WRITTEN INSTRUCTION
Among the following entries, count the lines that contain "labels" and report only the result.

Source data:
START

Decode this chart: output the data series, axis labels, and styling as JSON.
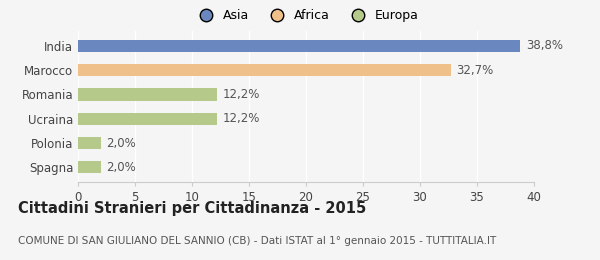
{
  "categories": [
    "India",
    "Marocco",
    "Romania",
    "Ucraina",
    "Polonia",
    "Spagna"
  ],
  "values": [
    38.8,
    32.7,
    12.2,
    12.2,
    2.0,
    2.0
  ],
  "labels": [
    "38,8%",
    "32,7%",
    "12,2%",
    "12,2%",
    "2,0%",
    "2,0%"
  ],
  "colors": [
    "#6b87c0",
    "#f0c08a",
    "#b5c98a",
    "#b5c98a",
    "#b5c98a",
    "#b5c98a"
  ],
  "legend_items": [
    {
      "label": "Asia",
      "color": "#6b87c0"
    },
    {
      "label": "Africa",
      "color": "#f0c08a"
    },
    {
      "label": "Europa",
      "color": "#b5c98a"
    }
  ],
  "xlim": [
    0,
    40
  ],
  "xticks": [
    0,
    5,
    10,
    15,
    20,
    25,
    30,
    35,
    40
  ],
  "title": "Cittadini Stranieri per Cittadinanza - 2015",
  "subtitle": "COMUNE DI SAN GIULIANO DEL SANNIO (CB) - Dati ISTAT al 1° gennaio 2015 - TUTTITALIA.IT",
  "background_color": "#f5f5f5",
  "bar_height": 0.5,
  "label_fontsize": 8.5,
  "tick_fontsize": 8.5,
  "title_fontsize": 10.5,
  "subtitle_fontsize": 7.5
}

END

SOLUTION TO THE EXERCISE
2